[Source records]
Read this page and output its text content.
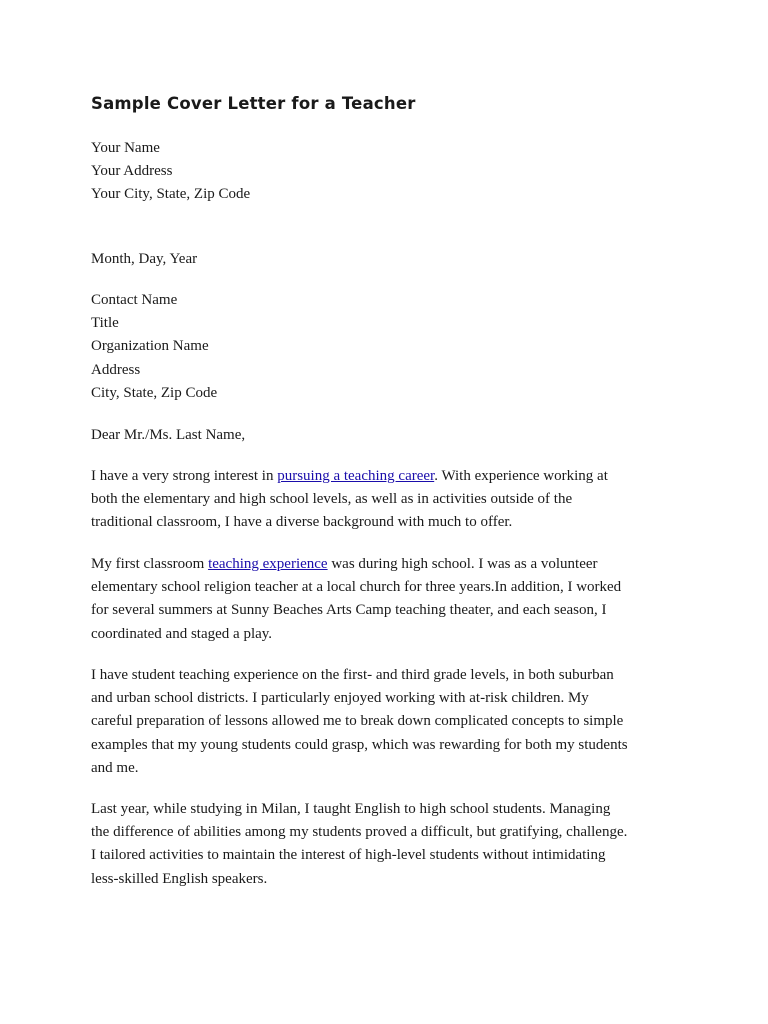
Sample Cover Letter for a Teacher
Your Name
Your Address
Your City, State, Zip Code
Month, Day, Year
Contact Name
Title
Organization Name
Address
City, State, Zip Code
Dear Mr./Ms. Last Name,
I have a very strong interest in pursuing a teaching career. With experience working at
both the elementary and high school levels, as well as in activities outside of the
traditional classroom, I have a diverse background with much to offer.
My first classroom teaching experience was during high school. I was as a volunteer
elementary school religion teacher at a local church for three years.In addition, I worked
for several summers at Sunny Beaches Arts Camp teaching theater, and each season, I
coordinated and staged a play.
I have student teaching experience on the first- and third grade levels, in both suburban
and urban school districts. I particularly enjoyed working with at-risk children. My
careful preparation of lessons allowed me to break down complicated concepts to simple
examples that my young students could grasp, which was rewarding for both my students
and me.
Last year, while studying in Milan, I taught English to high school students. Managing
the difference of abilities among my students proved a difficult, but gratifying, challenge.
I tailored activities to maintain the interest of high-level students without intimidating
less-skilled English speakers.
--
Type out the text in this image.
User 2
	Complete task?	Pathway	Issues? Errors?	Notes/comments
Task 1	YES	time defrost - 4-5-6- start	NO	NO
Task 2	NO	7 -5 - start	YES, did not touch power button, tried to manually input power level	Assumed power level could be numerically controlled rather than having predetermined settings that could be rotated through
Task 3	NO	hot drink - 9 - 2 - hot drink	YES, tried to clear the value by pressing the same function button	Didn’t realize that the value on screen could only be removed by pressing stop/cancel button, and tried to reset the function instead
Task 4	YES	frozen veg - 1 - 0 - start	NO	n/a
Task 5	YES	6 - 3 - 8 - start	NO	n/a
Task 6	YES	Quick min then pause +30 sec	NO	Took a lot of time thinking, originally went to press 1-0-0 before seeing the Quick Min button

> What you will do: Among the records above, find each line holding the string "activities" and pull it out.

> Solution to this exercise:
both the elementary and high school levels, as well as in activities outside of the
I tailored activities to maintain the interest of high-level students without intimidating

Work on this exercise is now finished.